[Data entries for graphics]
====================

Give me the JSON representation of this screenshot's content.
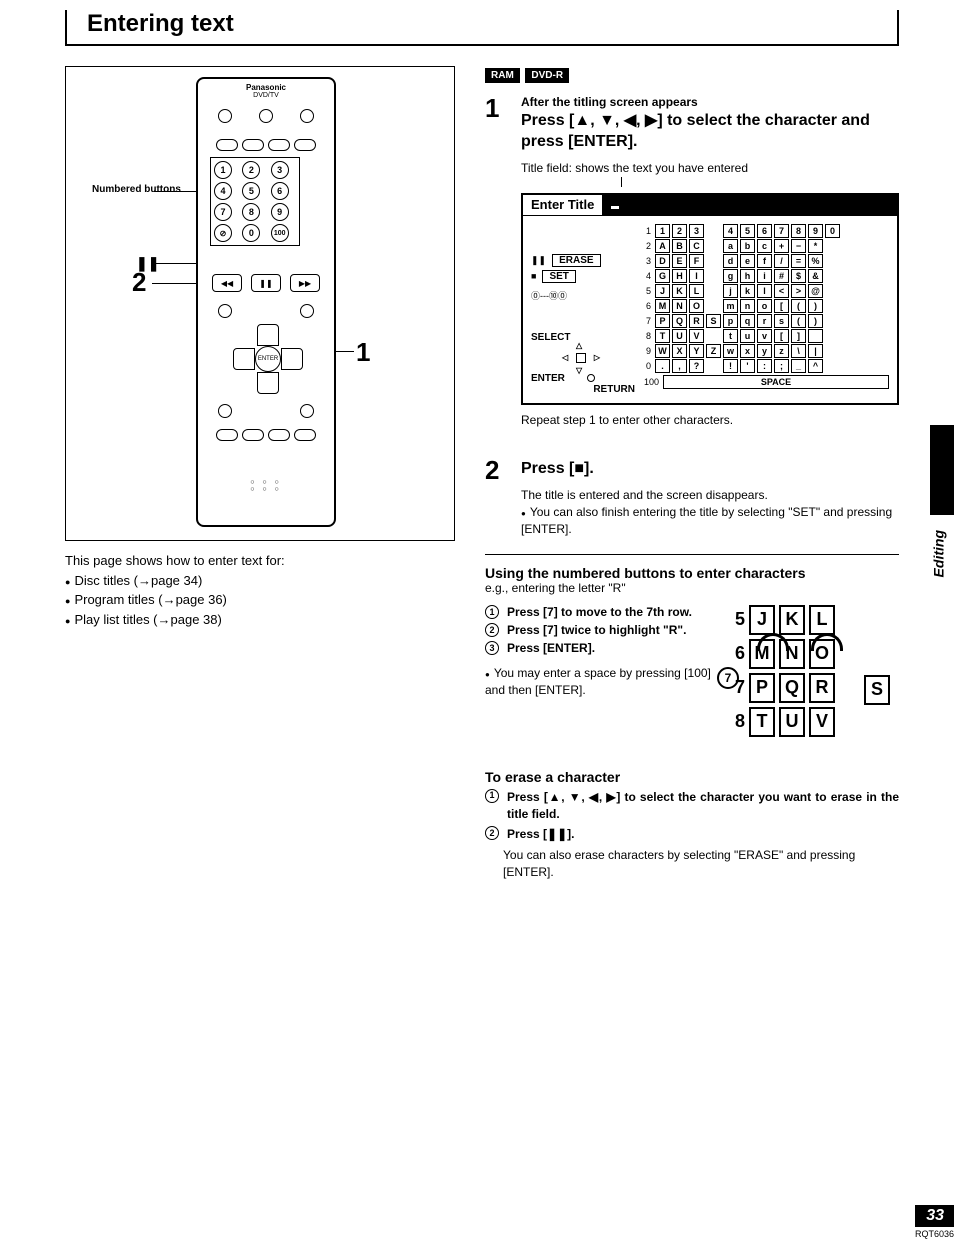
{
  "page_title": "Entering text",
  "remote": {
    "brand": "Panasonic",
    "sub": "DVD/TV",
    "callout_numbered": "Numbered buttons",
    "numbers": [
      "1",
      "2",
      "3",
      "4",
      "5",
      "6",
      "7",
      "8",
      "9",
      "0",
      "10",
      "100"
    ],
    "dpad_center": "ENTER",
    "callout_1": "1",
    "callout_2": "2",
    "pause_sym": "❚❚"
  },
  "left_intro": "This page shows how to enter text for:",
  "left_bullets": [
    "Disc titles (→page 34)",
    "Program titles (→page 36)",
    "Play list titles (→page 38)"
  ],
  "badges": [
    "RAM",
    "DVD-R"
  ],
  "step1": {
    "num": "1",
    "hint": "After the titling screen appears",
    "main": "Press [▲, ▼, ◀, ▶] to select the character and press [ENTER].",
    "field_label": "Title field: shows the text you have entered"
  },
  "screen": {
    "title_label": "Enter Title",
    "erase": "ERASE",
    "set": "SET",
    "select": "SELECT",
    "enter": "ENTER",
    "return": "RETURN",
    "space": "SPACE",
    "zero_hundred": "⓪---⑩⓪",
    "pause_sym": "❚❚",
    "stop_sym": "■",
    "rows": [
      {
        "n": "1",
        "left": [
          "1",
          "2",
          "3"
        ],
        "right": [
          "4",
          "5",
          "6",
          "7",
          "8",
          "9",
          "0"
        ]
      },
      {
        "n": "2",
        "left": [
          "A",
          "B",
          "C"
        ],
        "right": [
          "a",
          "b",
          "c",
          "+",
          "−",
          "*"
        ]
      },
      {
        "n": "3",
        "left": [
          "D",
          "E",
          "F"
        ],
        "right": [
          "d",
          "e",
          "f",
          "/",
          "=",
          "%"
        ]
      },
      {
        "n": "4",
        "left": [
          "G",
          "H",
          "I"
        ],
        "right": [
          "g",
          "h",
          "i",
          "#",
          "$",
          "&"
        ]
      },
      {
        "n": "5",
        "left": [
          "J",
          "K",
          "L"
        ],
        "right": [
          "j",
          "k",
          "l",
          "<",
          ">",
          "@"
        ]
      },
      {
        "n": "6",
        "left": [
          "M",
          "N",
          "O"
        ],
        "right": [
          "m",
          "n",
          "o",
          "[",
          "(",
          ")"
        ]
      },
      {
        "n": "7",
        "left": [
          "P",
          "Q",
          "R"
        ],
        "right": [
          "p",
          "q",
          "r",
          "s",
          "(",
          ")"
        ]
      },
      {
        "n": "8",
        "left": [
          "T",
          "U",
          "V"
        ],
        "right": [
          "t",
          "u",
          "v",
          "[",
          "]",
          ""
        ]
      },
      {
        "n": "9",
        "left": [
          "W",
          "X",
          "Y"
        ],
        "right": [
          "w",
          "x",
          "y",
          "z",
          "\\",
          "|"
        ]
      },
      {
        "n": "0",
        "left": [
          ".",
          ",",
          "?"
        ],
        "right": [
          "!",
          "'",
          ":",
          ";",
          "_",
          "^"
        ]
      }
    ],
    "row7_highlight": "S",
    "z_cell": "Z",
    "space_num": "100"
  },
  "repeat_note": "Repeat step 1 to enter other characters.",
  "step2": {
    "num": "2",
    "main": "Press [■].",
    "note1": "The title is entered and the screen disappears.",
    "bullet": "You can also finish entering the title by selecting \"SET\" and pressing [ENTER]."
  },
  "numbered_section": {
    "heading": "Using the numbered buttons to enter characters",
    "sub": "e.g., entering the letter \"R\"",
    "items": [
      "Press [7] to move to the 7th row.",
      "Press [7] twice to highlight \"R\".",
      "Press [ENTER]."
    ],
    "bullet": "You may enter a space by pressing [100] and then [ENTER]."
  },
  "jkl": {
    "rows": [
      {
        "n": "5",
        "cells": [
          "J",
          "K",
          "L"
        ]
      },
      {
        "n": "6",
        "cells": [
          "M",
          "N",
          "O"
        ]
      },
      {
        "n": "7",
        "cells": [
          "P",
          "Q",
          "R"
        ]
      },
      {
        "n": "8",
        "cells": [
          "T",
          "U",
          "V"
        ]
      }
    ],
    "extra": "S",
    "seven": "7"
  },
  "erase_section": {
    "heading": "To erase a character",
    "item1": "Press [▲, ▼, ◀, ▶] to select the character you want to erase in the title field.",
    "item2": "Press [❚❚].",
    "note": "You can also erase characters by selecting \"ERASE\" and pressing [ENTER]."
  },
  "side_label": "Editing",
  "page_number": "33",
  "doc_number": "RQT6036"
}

====================

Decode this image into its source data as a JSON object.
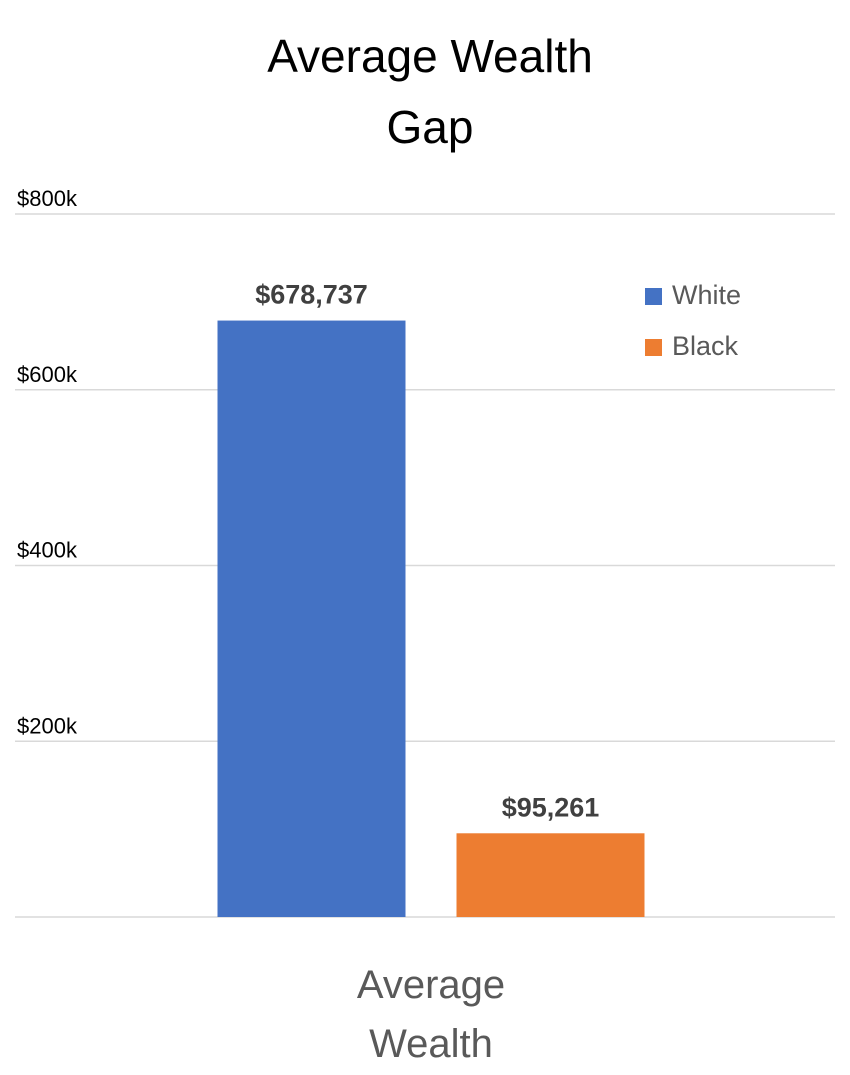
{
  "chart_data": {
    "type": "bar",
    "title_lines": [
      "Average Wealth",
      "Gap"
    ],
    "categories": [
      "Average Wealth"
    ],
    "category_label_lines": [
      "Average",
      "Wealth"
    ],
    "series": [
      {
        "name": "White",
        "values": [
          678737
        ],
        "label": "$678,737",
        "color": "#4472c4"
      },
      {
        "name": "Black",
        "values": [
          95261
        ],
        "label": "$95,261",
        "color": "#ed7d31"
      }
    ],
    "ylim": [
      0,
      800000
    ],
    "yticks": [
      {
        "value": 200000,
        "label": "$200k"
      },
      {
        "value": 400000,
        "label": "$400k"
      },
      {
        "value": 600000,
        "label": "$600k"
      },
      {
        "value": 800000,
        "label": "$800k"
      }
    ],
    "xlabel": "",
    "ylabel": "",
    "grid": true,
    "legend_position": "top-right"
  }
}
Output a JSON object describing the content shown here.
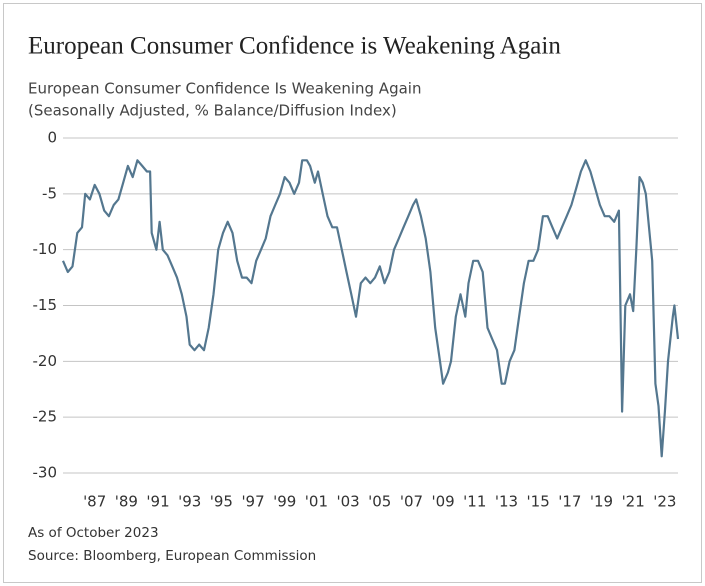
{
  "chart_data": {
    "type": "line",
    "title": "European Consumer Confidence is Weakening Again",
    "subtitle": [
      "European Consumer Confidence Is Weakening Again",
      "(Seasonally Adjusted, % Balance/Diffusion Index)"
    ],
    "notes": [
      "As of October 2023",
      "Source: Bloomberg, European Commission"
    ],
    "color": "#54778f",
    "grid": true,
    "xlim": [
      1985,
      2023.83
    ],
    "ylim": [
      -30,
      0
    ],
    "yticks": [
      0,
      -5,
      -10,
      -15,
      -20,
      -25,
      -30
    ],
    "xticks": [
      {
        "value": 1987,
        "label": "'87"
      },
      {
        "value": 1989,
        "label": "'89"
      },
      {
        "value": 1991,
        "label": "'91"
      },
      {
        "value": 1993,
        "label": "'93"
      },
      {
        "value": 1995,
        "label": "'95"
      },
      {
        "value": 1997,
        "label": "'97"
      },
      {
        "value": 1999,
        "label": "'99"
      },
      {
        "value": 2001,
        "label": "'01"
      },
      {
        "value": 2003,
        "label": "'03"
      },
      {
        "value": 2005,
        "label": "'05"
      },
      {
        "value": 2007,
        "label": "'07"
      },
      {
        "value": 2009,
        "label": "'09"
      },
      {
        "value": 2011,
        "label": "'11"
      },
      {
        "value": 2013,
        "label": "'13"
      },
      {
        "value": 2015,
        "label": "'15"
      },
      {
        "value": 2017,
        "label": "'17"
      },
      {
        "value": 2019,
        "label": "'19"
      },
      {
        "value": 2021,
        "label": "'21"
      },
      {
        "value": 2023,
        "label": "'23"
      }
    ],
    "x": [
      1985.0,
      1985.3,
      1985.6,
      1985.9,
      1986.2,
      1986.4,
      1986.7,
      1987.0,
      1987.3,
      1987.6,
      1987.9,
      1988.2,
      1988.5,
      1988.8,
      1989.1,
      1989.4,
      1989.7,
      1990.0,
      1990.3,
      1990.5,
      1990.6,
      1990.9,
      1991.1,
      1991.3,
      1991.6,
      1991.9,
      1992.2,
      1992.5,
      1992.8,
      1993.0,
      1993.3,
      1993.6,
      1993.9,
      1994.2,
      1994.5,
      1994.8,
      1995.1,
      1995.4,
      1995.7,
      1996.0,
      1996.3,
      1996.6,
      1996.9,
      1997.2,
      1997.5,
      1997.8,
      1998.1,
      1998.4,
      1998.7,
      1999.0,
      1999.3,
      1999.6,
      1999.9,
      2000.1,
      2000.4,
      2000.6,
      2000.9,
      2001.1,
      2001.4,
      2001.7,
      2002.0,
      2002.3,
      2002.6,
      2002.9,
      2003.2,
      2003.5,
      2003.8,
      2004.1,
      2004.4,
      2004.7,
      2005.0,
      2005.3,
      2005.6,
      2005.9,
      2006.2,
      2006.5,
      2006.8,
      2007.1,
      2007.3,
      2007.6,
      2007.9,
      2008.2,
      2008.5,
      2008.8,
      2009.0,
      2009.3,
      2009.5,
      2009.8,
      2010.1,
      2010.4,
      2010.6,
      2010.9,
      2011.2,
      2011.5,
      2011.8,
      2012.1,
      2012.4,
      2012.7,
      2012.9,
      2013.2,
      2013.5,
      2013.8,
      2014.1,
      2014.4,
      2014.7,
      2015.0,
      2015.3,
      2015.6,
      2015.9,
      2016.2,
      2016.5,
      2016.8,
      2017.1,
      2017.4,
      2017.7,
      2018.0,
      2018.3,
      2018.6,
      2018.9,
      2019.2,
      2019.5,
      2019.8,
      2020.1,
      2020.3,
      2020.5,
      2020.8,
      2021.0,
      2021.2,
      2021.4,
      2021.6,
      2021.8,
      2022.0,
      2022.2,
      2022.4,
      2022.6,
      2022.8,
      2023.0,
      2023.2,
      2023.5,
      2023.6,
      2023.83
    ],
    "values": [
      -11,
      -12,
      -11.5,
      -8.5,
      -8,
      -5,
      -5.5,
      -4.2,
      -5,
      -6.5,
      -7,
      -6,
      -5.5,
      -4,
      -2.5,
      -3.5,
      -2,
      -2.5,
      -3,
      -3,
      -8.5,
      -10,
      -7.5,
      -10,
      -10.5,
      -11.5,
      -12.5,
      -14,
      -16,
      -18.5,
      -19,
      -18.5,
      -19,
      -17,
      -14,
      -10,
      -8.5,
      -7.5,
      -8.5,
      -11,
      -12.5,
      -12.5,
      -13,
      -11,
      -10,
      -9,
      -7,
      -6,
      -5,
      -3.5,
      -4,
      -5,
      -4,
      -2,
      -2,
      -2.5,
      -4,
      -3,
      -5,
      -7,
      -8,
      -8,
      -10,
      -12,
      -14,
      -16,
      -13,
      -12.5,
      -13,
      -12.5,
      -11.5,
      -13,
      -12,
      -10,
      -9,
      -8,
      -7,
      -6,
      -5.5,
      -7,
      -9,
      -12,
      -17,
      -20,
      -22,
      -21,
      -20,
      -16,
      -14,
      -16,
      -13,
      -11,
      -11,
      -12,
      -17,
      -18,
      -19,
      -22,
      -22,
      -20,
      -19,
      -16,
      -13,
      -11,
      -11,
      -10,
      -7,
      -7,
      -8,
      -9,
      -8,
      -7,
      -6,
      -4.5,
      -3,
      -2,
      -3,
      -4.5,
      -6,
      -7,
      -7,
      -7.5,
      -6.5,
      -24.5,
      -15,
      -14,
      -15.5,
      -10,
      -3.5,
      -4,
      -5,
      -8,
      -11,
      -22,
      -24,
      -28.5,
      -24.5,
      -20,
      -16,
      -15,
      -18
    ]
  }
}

====================

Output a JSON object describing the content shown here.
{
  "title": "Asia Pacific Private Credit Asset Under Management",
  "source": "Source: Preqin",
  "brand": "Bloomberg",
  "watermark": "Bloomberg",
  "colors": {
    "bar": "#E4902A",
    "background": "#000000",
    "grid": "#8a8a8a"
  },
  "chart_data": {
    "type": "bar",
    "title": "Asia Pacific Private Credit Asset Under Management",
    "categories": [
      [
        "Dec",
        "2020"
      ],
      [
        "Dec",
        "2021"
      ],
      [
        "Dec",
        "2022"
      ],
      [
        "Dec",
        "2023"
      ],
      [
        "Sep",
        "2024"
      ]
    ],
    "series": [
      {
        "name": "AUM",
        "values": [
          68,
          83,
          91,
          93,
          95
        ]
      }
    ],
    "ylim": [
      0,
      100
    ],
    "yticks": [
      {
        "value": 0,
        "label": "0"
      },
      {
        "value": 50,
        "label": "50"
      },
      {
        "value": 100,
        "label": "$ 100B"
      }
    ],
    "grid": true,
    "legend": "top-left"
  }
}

====================

__Task goal__. Above are several records. Count the lines among them that contain "Bloomberg" and give only the total.

__Answer below__. 3